### GIVEN TASK
Report the count of lines that carry the string "cooking", and add nothing.

Extracted records
· · · · ·
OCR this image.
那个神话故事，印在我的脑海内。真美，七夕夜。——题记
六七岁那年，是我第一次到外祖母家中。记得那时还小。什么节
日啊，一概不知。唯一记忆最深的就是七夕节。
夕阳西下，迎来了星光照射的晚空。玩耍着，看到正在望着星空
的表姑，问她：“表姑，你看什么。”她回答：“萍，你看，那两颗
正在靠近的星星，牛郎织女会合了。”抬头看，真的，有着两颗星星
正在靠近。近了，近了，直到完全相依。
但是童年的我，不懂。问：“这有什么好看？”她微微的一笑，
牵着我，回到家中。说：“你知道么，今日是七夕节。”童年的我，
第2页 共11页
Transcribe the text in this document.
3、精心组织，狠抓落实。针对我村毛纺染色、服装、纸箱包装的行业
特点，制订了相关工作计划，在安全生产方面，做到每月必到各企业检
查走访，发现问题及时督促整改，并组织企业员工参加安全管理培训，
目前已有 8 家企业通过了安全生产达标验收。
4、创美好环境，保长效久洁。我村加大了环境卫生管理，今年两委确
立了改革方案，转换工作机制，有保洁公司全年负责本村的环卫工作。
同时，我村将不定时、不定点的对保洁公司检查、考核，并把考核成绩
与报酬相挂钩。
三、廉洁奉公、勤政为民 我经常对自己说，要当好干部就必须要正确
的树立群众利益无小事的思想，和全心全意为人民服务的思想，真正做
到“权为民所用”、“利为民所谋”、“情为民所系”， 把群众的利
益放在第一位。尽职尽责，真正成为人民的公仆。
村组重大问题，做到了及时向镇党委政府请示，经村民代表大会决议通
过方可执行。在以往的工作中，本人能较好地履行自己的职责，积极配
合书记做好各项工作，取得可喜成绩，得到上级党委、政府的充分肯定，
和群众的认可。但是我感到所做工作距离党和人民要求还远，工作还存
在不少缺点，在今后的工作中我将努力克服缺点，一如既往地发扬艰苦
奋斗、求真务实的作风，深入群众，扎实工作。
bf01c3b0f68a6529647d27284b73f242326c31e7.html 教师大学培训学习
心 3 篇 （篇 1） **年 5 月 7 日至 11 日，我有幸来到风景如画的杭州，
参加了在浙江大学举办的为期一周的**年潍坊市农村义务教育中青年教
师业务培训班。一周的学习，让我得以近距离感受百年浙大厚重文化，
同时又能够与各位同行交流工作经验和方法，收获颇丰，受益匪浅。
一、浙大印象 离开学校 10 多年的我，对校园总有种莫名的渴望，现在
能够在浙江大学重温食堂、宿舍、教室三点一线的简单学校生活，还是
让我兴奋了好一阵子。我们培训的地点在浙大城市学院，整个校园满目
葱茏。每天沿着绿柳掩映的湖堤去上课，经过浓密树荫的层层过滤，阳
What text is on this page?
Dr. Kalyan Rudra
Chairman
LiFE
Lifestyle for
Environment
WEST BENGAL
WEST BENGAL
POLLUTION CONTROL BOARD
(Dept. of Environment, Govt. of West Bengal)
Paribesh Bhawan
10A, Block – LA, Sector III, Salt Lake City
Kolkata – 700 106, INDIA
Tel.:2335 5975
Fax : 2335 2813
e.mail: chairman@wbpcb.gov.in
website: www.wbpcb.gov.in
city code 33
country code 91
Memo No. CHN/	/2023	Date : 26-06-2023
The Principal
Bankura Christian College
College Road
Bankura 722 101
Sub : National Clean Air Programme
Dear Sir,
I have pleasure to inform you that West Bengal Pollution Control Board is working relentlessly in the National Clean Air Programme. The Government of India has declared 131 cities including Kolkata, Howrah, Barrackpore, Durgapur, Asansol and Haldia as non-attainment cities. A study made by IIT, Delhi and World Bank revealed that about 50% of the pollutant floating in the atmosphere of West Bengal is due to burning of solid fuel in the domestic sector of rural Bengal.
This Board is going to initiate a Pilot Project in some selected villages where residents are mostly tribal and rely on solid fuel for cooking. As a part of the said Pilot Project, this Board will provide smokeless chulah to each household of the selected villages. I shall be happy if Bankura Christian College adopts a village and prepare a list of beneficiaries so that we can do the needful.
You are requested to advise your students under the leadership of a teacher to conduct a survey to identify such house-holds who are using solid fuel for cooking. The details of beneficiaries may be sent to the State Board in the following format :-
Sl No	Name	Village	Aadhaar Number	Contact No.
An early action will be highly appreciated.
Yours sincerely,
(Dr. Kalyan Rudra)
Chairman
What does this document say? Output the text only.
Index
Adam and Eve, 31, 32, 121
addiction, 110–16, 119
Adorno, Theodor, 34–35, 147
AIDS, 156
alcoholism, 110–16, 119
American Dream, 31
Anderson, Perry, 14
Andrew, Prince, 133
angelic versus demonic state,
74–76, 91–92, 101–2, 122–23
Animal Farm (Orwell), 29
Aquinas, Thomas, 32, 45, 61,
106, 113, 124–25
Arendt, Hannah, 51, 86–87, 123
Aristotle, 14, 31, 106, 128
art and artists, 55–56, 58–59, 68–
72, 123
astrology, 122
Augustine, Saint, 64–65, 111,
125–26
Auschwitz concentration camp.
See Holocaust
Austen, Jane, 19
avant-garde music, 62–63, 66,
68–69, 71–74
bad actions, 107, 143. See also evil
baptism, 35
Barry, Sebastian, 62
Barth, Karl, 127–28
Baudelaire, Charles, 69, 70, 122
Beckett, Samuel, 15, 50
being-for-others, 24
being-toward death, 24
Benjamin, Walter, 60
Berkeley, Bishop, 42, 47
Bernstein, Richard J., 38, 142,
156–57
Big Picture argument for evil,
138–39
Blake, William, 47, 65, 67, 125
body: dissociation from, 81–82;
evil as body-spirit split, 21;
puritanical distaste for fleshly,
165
· · · · ·
### THE REPLY
2